Return the lines below exactly, starting with the line that contains "Output a JSON" and stopping after the last line.

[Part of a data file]
##############################
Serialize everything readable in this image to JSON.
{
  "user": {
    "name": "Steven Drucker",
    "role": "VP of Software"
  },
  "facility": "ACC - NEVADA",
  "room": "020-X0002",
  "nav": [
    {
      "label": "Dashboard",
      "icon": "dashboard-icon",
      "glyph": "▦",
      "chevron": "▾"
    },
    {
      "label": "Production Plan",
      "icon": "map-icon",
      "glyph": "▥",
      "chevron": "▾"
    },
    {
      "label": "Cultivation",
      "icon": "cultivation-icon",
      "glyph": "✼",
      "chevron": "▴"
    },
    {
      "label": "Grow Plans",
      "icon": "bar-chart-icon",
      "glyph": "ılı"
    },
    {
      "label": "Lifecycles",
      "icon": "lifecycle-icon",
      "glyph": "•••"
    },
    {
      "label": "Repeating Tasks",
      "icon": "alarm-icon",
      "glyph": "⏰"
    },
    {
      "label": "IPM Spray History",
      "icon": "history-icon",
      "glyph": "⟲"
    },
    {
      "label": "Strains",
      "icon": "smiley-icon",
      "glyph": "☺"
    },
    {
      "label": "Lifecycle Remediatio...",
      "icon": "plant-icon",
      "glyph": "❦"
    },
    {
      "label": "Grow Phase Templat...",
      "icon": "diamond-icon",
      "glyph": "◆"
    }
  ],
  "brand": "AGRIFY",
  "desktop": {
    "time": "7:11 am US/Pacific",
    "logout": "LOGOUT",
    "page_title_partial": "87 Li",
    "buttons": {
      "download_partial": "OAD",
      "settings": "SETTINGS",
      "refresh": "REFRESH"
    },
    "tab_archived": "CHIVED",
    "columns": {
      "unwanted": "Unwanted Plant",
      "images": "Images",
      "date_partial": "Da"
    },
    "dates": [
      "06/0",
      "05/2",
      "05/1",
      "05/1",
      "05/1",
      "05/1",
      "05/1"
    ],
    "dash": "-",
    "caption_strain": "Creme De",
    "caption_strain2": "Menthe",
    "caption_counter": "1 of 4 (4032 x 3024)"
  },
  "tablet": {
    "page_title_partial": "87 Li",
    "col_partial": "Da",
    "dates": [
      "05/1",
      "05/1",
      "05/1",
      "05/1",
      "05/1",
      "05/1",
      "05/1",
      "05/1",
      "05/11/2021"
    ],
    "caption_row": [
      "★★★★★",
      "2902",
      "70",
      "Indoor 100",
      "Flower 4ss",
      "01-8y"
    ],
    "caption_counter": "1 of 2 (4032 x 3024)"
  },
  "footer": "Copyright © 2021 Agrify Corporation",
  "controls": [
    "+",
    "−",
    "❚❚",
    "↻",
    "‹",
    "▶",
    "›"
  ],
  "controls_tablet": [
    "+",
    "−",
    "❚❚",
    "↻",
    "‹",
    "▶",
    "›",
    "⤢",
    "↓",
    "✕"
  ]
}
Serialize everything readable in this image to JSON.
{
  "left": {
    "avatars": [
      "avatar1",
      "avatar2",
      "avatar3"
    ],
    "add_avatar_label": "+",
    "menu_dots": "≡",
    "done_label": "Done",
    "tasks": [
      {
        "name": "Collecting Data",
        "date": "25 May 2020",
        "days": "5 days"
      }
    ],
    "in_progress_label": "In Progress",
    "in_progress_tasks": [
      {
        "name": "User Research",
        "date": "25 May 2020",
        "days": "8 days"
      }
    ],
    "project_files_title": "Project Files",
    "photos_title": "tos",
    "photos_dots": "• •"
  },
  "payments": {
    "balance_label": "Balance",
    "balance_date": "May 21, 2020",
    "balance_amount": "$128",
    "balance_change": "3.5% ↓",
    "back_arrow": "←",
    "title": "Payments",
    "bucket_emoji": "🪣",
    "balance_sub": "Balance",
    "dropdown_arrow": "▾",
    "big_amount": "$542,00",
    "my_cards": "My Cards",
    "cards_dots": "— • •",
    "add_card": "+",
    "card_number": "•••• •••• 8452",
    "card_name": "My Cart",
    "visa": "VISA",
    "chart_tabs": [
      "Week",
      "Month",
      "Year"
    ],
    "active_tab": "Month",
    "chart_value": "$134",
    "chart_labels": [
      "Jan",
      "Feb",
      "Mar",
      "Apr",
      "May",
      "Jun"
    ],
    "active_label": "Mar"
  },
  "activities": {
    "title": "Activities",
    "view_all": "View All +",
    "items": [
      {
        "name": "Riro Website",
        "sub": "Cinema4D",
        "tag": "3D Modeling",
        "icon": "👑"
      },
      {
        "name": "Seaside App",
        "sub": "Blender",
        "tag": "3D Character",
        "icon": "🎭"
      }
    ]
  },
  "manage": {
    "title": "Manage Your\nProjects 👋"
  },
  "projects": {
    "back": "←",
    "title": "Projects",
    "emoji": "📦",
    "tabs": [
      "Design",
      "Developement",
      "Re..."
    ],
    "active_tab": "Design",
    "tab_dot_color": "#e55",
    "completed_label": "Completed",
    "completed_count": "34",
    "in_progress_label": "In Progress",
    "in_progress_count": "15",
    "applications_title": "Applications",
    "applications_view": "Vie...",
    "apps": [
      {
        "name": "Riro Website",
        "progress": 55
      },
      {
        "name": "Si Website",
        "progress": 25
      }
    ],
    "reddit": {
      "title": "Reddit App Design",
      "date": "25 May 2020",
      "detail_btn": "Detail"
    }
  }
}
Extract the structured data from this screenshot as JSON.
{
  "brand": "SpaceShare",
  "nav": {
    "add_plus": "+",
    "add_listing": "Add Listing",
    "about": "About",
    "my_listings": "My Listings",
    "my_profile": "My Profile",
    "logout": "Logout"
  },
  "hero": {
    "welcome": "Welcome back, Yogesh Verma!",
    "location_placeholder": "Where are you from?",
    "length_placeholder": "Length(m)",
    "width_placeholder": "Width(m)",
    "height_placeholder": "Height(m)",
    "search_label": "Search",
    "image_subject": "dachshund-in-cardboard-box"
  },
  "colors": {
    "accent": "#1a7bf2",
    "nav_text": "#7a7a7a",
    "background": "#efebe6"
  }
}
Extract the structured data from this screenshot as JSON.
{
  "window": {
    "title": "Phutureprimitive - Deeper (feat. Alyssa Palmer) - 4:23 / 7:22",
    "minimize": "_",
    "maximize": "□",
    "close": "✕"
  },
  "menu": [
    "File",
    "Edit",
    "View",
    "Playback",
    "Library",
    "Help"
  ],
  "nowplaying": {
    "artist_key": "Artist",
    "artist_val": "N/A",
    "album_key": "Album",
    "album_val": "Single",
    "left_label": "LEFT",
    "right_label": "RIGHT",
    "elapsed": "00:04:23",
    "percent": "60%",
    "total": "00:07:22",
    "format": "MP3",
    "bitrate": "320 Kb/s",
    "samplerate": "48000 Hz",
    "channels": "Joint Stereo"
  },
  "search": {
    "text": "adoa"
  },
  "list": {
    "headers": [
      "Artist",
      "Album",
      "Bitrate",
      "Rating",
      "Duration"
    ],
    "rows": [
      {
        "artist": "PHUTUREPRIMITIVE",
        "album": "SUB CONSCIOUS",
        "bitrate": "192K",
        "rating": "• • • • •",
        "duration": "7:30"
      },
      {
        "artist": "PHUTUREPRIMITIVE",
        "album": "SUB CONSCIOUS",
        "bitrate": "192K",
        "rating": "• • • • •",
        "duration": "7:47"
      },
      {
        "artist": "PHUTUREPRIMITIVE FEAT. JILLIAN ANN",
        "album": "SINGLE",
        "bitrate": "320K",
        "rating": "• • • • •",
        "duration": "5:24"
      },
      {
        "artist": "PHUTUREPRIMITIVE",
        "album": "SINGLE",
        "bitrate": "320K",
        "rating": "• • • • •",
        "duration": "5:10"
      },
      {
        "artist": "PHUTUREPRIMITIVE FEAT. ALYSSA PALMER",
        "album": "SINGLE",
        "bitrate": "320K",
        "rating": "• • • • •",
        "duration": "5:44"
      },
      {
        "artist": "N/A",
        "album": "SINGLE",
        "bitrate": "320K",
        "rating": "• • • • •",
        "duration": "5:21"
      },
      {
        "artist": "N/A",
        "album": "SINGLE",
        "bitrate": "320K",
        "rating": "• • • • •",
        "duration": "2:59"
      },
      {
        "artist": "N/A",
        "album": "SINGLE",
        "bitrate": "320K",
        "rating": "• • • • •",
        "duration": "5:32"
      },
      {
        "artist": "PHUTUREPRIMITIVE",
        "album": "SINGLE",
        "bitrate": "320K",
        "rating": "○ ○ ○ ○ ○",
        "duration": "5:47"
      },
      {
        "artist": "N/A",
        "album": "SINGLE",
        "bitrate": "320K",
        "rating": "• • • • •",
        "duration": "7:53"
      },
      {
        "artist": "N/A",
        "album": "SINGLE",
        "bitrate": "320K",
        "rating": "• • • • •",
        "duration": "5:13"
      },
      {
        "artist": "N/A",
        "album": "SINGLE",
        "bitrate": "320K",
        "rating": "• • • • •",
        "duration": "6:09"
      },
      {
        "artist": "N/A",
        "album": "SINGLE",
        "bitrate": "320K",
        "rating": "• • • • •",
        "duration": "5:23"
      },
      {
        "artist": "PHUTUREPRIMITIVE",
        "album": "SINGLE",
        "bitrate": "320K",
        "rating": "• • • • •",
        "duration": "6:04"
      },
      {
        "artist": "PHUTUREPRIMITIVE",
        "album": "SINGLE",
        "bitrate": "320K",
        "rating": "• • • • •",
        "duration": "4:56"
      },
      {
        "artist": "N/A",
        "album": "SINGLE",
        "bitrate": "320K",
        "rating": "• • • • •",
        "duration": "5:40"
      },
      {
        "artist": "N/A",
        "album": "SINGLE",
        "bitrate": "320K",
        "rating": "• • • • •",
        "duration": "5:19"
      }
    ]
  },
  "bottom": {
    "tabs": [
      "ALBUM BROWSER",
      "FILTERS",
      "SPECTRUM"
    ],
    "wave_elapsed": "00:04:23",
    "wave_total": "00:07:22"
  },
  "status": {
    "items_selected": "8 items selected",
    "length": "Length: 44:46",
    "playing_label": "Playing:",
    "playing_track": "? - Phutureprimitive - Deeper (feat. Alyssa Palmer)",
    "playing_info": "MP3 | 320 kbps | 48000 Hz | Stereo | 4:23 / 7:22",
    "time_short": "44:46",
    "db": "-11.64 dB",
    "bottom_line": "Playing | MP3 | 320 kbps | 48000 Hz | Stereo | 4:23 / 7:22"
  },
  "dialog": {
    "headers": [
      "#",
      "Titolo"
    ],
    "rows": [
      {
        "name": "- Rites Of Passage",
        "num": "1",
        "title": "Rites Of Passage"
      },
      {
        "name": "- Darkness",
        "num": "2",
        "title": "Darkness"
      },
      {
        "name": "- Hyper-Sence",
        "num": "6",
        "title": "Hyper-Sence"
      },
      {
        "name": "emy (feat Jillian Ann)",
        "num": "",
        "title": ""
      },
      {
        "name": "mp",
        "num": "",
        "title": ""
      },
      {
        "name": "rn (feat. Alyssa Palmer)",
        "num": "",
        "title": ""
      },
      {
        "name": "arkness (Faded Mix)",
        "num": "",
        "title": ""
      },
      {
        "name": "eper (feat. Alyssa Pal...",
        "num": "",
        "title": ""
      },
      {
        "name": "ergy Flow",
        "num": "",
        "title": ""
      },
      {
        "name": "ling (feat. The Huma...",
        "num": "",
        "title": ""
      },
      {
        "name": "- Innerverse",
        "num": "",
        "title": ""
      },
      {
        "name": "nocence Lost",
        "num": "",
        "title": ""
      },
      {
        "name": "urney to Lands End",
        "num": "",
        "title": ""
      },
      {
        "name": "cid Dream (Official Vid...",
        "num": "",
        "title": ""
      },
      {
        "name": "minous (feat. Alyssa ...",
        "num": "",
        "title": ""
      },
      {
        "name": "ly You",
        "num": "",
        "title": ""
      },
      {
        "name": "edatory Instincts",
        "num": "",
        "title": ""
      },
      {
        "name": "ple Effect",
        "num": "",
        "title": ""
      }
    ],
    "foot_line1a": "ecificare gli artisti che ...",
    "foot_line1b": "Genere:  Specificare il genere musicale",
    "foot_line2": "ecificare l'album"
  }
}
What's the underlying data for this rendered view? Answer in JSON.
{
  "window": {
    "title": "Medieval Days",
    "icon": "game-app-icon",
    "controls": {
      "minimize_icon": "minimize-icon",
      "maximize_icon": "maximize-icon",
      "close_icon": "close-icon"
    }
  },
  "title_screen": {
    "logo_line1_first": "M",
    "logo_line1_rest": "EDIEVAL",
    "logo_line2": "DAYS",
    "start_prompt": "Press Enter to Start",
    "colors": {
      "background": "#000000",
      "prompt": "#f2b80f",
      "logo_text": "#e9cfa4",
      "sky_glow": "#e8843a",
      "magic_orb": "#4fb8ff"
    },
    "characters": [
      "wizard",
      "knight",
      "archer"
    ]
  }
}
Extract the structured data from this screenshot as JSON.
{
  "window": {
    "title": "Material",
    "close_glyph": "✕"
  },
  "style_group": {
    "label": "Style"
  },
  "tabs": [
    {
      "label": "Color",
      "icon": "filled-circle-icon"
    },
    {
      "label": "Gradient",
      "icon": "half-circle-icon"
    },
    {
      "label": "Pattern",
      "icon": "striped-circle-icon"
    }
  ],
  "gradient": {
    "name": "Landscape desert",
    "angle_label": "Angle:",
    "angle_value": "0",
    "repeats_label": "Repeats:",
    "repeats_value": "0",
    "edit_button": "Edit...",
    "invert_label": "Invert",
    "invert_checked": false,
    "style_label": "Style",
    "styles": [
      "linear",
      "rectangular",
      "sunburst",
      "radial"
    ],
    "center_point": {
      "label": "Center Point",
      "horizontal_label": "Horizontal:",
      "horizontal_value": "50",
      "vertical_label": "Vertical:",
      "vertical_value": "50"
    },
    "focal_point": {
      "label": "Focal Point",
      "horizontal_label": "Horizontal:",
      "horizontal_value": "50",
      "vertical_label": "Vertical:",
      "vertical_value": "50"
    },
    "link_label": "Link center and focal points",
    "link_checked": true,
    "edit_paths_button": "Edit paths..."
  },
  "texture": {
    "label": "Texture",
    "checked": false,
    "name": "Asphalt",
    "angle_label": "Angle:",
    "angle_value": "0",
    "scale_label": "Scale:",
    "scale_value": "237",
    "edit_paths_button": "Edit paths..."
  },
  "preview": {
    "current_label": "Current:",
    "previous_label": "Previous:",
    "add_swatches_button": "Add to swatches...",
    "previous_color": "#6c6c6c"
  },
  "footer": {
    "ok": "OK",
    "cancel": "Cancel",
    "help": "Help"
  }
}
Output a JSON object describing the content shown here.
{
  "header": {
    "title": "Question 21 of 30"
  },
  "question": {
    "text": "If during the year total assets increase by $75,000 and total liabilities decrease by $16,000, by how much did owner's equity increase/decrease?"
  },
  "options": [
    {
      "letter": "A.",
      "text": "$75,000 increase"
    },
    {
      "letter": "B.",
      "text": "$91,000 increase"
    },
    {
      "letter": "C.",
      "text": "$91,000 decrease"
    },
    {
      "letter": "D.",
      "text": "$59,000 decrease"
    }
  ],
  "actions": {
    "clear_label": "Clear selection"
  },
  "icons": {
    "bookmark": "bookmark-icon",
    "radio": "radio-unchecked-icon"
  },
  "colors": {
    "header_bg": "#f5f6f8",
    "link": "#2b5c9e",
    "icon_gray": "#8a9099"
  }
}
##############################
#### [Expected answer]
Output a JSON object describing the content shown here.
{
  "header": {
    "title": "Question 21 of 30"
  },
  "question": {
    "text": "If during the year total assets increase by $75,000 and total liabilities decrease by $16,000, by how much did owner's equity increase/decrease?"
  },
  "options": [
    {
      "letter": "A.",
      "text": "$75,000 increase"
    },
    {
      "letter": "B.",
      "text": "$91,000 increase"
    },
    {
      "letter": "C.",
      "text": "$91,000 decrease"
    },
    {
      "letter": "D.",
      "text": "$59,000 decrease"
    }
  ],
  "actions": {
    "clear_label": "Clear selection"
  },
  "icons": {
    "bookmark": "bookmark-icon",
    "radio": "radio-unchecked-icon"
  },
  "colors": {
    "header_bg": "#f5f6f8",
    "link": "#2b5c9e",
    "icon_gray": "#8a9099"
  }
}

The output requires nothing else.